__WHAT YOU SHOULD DO__. Restate the data below word for word. Skip any images it contains.

__DATA FOR PROCESSING__.

* * * * * * *

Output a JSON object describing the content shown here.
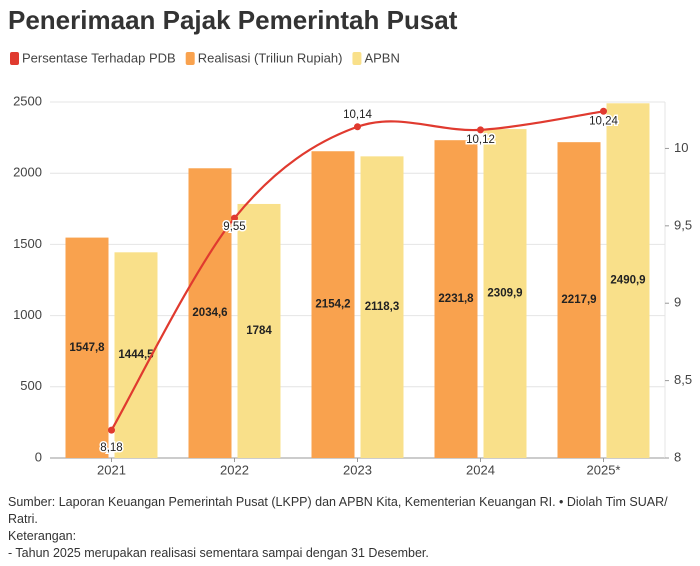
{
  "chart_data": {
    "type": "bar",
    "title": "Penerimaan Pajak Pemerintah Pusat",
    "categories": [
      "2021",
      "2022",
      "2023",
      "2024",
      "2025*"
    ],
    "series": [
      {
        "name": "Persentase Terhadap PDB",
        "type": "line",
        "axis": "y2",
        "color": "#e03a2f",
        "values": [
          8.18,
          9.55,
          10.14,
          10.12,
          10.24
        ],
        "value_labels": [
          "8,18",
          "9,55",
          "10,14",
          "10,12",
          "10,24"
        ]
      },
      {
        "name": "Realisasi (Triliun Rupiah)",
        "color": "#f9a24e",
        "values": [
          1547.8,
          2034.6,
          2154.2,
          2231.8,
          2217.9
        ],
        "value_labels": [
          "1547,8",
          "2034,6",
          "2154,2",
          "2231,8",
          "2217,9"
        ]
      },
      {
        "name": "APBN",
        "color": "#f9e08a",
        "values": [
          1444.5,
          1784,
          2118.3,
          2309.9,
          2490.9
        ],
        "value_labels": [
          "1444,5",
          "1784",
          "2118,3",
          "2309,9",
          "2490,9"
        ]
      }
    ],
    "ylim": [
      0,
      2500
    ],
    "yticks": [
      0,
      500,
      1000,
      1500,
      2000,
      2500
    ],
    "y2lim": [
      8,
      10.3
    ],
    "y2ticks": [
      8,
      {
        "value": 8.5,
        "label": "8,5"
      },
      9,
      {
        "value": 9.5,
        "label": "9,5"
      },
      10
    ],
    "grid": true
  },
  "footer": {
    "source": "Sumber: Laporan Keuangan Pemerintah Pusat (LKPP) dan APBN Kita, Kementerian Keuangan RI. • Diolah Tim SUAR/ Ratri.",
    "notes_title": "Keterangan:",
    "notes": [
      "- Tahun 2025 merupakan realisasi sementara sampai dengan 31 Desember."
    ]
  }
}
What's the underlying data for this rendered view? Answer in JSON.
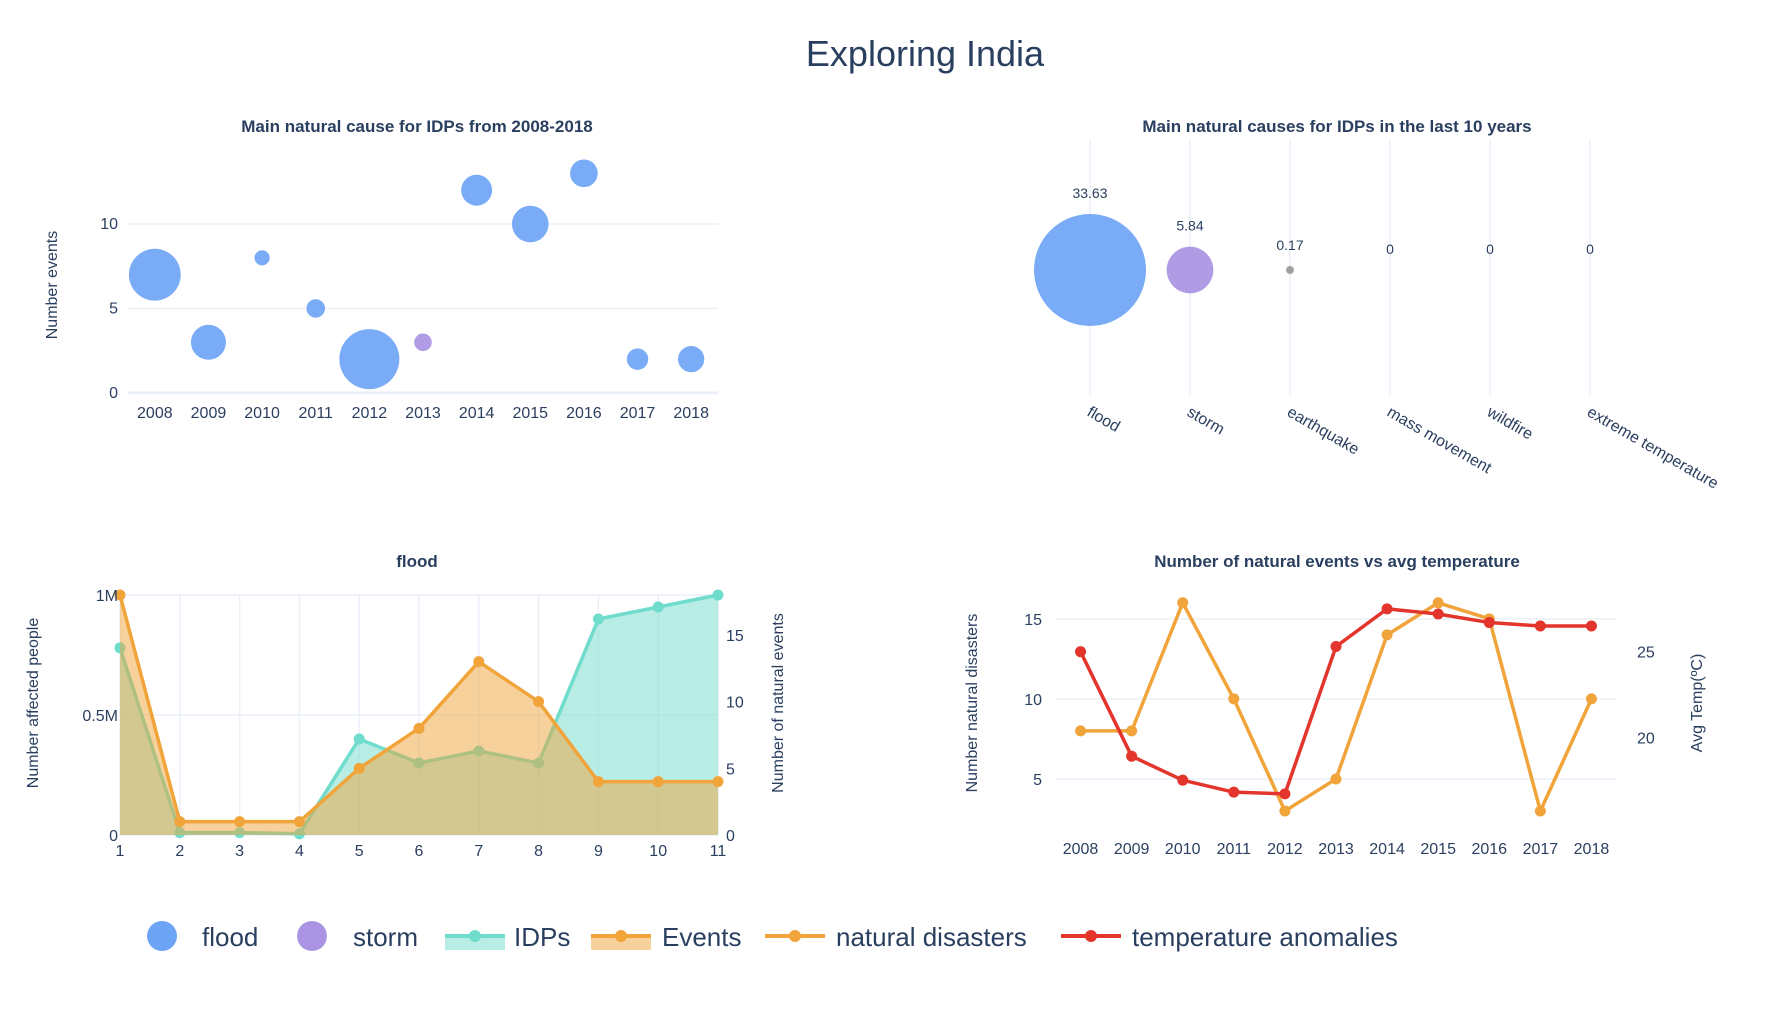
{
  "title": "Exploring India",
  "colors": {
    "flood": "#636efa",
    "storm": "#ab63fa",
    "idps": "#00cc96",
    "events": "#ef553b",
    "natural_disasters": "#ef553b",
    "temperature": "#ef553b"
  },
  "legend": {
    "items": [
      {
        "label": "flood",
        "symbol": "bubble",
        "color": "#6ea4f5"
      },
      {
        "label": "storm",
        "symbol": "bubble",
        "color": "#a994e2"
      },
      {
        "label": "IDPs",
        "symbol": "area-line",
        "color": "#6fdccc"
      },
      {
        "label": "Events",
        "symbol": "area-line",
        "color": "#f0a43a"
      },
      {
        "label": "natural disasters",
        "symbol": "line",
        "color": "#f0a43a"
      },
      {
        "label": "temperature anomalies",
        "symbol": "line",
        "color": "#e3352b"
      }
    ]
  },
  "chart_data": [
    {
      "type": "scatter",
      "subtype": "bubble",
      "title": "Main natural cause for IDPs from 2008-2018",
      "xlabel": "",
      "ylabel": "Number events",
      "categories": [
        "2008",
        "2009",
        "2010",
        "2011",
        "2012",
        "2013",
        "2014",
        "2015",
        "2016",
        "2017",
        "2018"
      ],
      "yticks": [
        0,
        5,
        10
      ],
      "ylim": [
        -0.3,
        14.5
      ],
      "points": [
        {
          "x": "2008",
          "y": 7,
          "size": 7.0,
          "cause": "flood"
        },
        {
          "x": "2009",
          "y": 3,
          "size": 3.2,
          "cause": "flood"
        },
        {
          "x": "2010",
          "y": 8,
          "size": 0.6,
          "cause": "flood"
        },
        {
          "x": "2011",
          "y": 5,
          "size": 0.9,
          "cause": "flood"
        },
        {
          "x": "2012",
          "y": 2,
          "size": 9.4,
          "cause": "flood"
        },
        {
          "x": "2013",
          "y": 3,
          "size": 0.8,
          "cause": "storm"
        },
        {
          "x": "2014",
          "y": 12,
          "size": 2.5,
          "cause": "flood"
        },
        {
          "x": "2015",
          "y": 10,
          "size": 3.5,
          "cause": "flood"
        },
        {
          "x": "2016",
          "y": 13,
          "size": 2.0,
          "cause": "flood"
        },
        {
          "x": "2017",
          "y": 2,
          "size": 1.2,
          "cause": "flood"
        },
        {
          "x": "2018",
          "y": 2,
          "size": 1.8,
          "cause": "flood"
        }
      ]
    },
    {
      "type": "scatter",
      "subtype": "bubble",
      "title": "Main natural causes for IDPs in the last 10 years",
      "categories": [
        "flood",
        "storm",
        "earthquake",
        "mass movement",
        "wildfire",
        "extreme temperature"
      ],
      "values": [
        33.63,
        5.84,
        0.17,
        0,
        0,
        0
      ],
      "value_labels": [
        "33.63",
        "5.84",
        "0.17",
        "0",
        "0",
        "0"
      ]
    },
    {
      "type": "area",
      "title": "flood",
      "ylabel": "Number affected people",
      "y2label": "Number of natural events",
      "x": [
        1,
        2,
        3,
        4,
        5,
        6,
        7,
        8,
        9,
        10,
        11
      ],
      "xticks": [
        "1",
        "2",
        "3",
        "4",
        "5",
        "6",
        "7",
        "8",
        "9",
        "10",
        "11"
      ],
      "xlim": [
        1,
        11
      ],
      "ylim": [
        0,
        1000000
      ],
      "yticks": [
        0,
        500000,
        1000000
      ],
      "ytick_labels": [
        "0",
        "0.5M",
        "1M"
      ],
      "y2lim": [
        0,
        18
      ],
      "y2ticks": [
        0,
        5,
        10,
        15
      ],
      "series": [
        {
          "name": "IDPs",
          "axis": "y",
          "values": [
            780000,
            10000,
            10000,
            5000,
            400000,
            300000,
            350000,
            300000,
            900000,
            950000,
            1000000
          ]
        },
        {
          "name": "Events",
          "axis": "y2",
          "values": [
            18,
            1,
            1,
            1,
            5,
            8,
            13,
            10,
            4,
            4,
            4
          ]
        }
      ]
    },
    {
      "type": "line",
      "title": "Number of natural events vs avg temperature",
      "ylabel": "Number natural disasters",
      "y2label": "Avg Temp(ºC)",
      "categories": [
        "2008",
        "2009",
        "2010",
        "2011",
        "2012",
        "2013",
        "2014",
        "2015",
        "2016",
        "2017",
        "2018"
      ],
      "ylim": [
        1.5,
        16.8
      ],
      "yticks": [
        5,
        10,
        15
      ],
      "y2lim": [
        14.3,
        28.6
      ],
      "y2ticks": [
        20,
        25
      ],
      "series": [
        {
          "name": "natural disasters",
          "axis": "y",
          "values": [
            8,
            8,
            16,
            10,
            3,
            5,
            14,
            16,
            15,
            3,
            10
          ]
        },
        {
          "name": "temperature anomalies",
          "axis": "y2",
          "values": [
            25.0,
            18.9,
            17.5,
            16.8,
            16.7,
            25.3,
            27.5,
            27.2,
            26.7,
            26.5,
            26.5
          ]
        }
      ]
    }
  ]
}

* * * * * * *

__FINISHED TASK__.
Output a JSON object describing the content shown here.
{
  "chart_data": {
    "type": "bar",
    "title": "Penerimaan Pajak Pemerintah Pusat",
    "categories": [
      "2021",
      "2022",
      "2023",
      "2024",
      "2025*"
    ],
    "series": [
      {
        "name": "Persentase Terhadap PDB",
        "type": "line",
        "axis": "y2",
        "color": "#e03a2f",
        "values": [
          8.18,
          9.55,
          10.14,
          10.12,
          10.24
        ],
        "value_labels": [
          "8,18",
          "9,55",
          "10,14",
          "10,12",
          "10,24"
        ]
      },
      {
        "name": "Realisasi (Triliun Rupiah)",
        "color": "#f9a24e",
        "values": [
          1547.8,
          2034.6,
          2154.2,
          2231.8,
          2217.9
        ],
        "value_labels": [
          "1547,8",
          "2034,6",
          "2154,2",
          "2231,8",
          "2217,9"
        ]
      },
      {
        "name": "APBN",
        "color": "#f9e08a",
        "values": [
          1444.5,
          1784,
          2118.3,
          2309.9,
          2490.9
        ],
        "value_labels": [
          "1444,5",
          "1784",
          "2118,3",
          "2309,9",
          "2490,9"
        ]
      }
    ],
    "ylim": [
      0,
      2500
    ],
    "yticks": [
      0,
      500,
      1000,
      1500,
      2000,
      2500
    ],
    "y2lim": [
      8,
      10.3
    ],
    "y2ticks": [
      8,
      {
        "value": 8.5,
        "label": "8,5"
      },
      9,
      {
        "value": 9.5,
        "label": "9,5"
      },
      10
    ],
    "grid": true
  },
  "footer": {
    "source": "Sumber: Laporan Keuangan Pemerintah Pusat (LKPP) dan APBN Kita, Kementerian Keuangan RI. • Diolah Tim SUAR/ Ratri.",
    "notes_title": "Keterangan:",
    "notes": [
      "- Tahun 2025 merupakan realisasi sementara sampai dengan 31 Desember."
    ]
  }
}
What's the underlying data for this rendered view? Answer in JSON.
{
  "title": "Exploring India",
  "colors": {
    "flood": "#636efa",
    "storm": "#ab63fa",
    "idps": "#00cc96",
    "events": "#ef553b",
    "natural_disasters": "#ef553b",
    "temperature": "#ef553b"
  },
  "legend": {
    "items": [
      {
        "label": "flood",
        "symbol": "bubble",
        "color": "#6ea4f5"
      },
      {
        "label": "storm",
        "symbol": "bubble",
        "color": "#a994e2"
      },
      {
        "label": "IDPs",
        "symbol": "area-line",
        "color": "#6fdccc"
      },
      {
        "label": "Events",
        "symbol": "area-line",
        "color": "#f0a43a"
      },
      {
        "label": "natural disasters",
        "symbol": "line",
        "color": "#f0a43a"
      },
      {
        "label": "temperature anomalies",
        "symbol": "line",
        "color": "#e3352b"
      }
    ]
  },
  "chart_data": [
    {
      "type": "scatter",
      "subtype": "bubble",
      "title": "Main natural cause for IDPs from 2008-2018",
      "xlabel": "",
      "ylabel": "Number events",
      "categories": [
        "2008",
        "2009",
        "2010",
        "2011",
        "2012",
        "2013",
        "2014",
        "2015",
        "2016",
        "2017",
        "2018"
      ],
      "yticks": [
        0,
        5,
        10
      ],
      "ylim": [
        -0.3,
        14.5
      ],
      "points": [
        {
          "x": "2008",
          "y": 7,
          "size": 7.0,
          "cause": "flood"
        },
        {
          "x": "2009",
          "y": 3,
          "size": 3.2,
          "cause": "flood"
        },
        {
          "x": "2010",
          "y": 8,
          "size": 0.6,
          "cause": "flood"
        },
        {
          "x": "2011",
          "y": 5,
          "size": 0.9,
          "cause": "flood"
        },
        {
          "x": "2012",
          "y": 2,
          "size": 9.4,
          "cause": "flood"
        },
        {
          "x": "2013",
          "y": 3,
          "size": 0.8,
          "cause": "storm"
        },
        {
          "x": "2014",
          "y": 12,
          "size": 2.5,
          "cause": "flood"
        },
        {
          "x": "2015",
          "y": 10,
          "size": 3.5,
          "cause": "flood"
        },
        {
          "x": "2016",
          "y": 13,
          "size": 2.0,
          "cause": "flood"
        },
        {
          "x": "2017",
          "y": 2,
          "size": 1.2,
          "cause": "flood"
        },
        {
          "x": "2018",
          "y": 2,
          "size": 1.8,
          "cause": "flood"
        }
      ]
    },
    {
      "type": "scatter",
      "subtype": "bubble",
      "title": "Main natural causes for IDPs in the last 10 years",
      "categories": [
        "flood",
        "storm",
        "earthquake",
        "mass movement",
        "wildfire",
        "extreme temperature"
      ],
      "values": [
        33.63,
        5.84,
        0.17,
        0,
        0,
        0
      ],
      "value_labels": [
        "33.63",
        "5.84",
        "0.17",
        "0",
        "0",
        "0"
      ]
    },
    {
      "type": "area",
      "title": "flood",
      "ylabel": "Number affected people",
      "y2label": "Number of natural events",
      "x": [
        1,
        2,
        3,
        4,
        5,
        6,
        7,
        8,
        9,
        10,
        11
      ],
      "xticks": [
        "1",
        "2",
        "3",
        "4",
        "5",
        "6",
        "7",
        "8",
        "9",
        "10",
        "11"
      ],
      "xlim": [
        1,
        11
      ],
      "ylim": [
        0,
        1000000
      ],
      "yticks": [
        0,
        500000,
        1000000
      ],
      "ytick_labels": [
        "0",
        "0.5M",
        "1M"
      ],
      "y2lim": [
        0,
        18
      ],
      "y2ticks": [
        0,
        5,
        10,
        15
      ],
      "series": [
        {
          "name": "IDPs",
          "axis": "y",
          "values": [
            780000,
            10000,
            10000,
            5000,
            400000,
            300000,
            350000,
            300000,
            900000,
            950000,
            1000000
          ]
        },
        {
          "name": "Events",
          "axis": "y2",
          "values": [
            18,
            1,
            1,
            1,
            5,
            8,
            13,
            10,
            4,
            4,
            4
          ]
        }
      ]
    },
    {
      "type": "line",
      "title": "Number of natural events vs avg temperature",
      "ylabel": "Number natural disasters",
      "y2label": "Avg Temp(ºC)",
      "categories": [
        "2008",
        "2009",
        "2010",
        "2011",
        "2012",
        "2013",
        "2014",
        "2015",
        "2016",
        "2017",
        "2018"
      ],
      "ylim": [
        1.5,
        16.8
      ],
      "yticks": [
        5,
        10,
        15
      ],
      "y2lim": [
        14.3,
        28.6
      ],
      "y2ticks": [
        20,
        25
      ],
      "series": [
        {
          "name": "natural disasters",
          "axis": "y",
          "values": [
            8,
            8,
            16,
            10,
            3,
            5,
            14,
            16,
            15,
            3,
            10
          ]
        },
        {
          "name": "temperature anomalies",
          "axis": "y2",
          "values": [
            25.0,
            18.9,
            17.5,
            16.8,
            16.7,
            25.3,
            27.5,
            27.2,
            26.7,
            26.5,
            26.5
          ]
        }
      ]
    }
  ]
}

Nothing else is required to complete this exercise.